• _Data listing_:
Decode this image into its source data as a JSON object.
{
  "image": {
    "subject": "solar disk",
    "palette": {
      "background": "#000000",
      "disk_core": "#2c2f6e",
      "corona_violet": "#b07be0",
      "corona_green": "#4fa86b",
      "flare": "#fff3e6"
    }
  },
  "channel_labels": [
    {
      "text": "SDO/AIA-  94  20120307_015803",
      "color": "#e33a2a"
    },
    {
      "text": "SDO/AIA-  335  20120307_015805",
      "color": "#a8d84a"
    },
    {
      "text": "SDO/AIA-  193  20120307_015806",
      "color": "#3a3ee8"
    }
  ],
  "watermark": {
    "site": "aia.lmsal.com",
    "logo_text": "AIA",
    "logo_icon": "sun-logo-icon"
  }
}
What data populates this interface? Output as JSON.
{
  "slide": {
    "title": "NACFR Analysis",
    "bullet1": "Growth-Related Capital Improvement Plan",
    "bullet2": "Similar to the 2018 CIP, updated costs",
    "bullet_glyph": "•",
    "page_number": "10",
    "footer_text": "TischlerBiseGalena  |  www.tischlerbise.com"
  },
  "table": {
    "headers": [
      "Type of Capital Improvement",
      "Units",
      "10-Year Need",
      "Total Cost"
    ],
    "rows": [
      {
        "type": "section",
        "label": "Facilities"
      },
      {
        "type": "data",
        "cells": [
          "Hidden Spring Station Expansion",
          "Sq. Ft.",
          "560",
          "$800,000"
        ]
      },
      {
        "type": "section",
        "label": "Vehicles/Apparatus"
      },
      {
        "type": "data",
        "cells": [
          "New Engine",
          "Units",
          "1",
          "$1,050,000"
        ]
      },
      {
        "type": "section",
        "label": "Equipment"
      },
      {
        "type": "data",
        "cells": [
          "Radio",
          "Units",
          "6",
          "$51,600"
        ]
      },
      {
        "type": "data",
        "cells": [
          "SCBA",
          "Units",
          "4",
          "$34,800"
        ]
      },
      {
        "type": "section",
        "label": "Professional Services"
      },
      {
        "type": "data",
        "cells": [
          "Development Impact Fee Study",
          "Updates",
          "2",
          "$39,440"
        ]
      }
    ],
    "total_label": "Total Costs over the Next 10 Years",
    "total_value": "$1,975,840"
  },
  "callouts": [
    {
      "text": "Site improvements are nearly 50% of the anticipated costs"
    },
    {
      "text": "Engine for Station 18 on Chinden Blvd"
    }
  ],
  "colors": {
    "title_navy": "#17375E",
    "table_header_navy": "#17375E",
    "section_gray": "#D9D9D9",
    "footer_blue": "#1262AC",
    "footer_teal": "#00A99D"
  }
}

• _DIRECTIONS_: From the entries above, list each line with "Station" in it.

• _ANSWER_:
          "Hidden Spring Station Expansion",
      "text": "Engine for Station 18 on Chinden Blvd"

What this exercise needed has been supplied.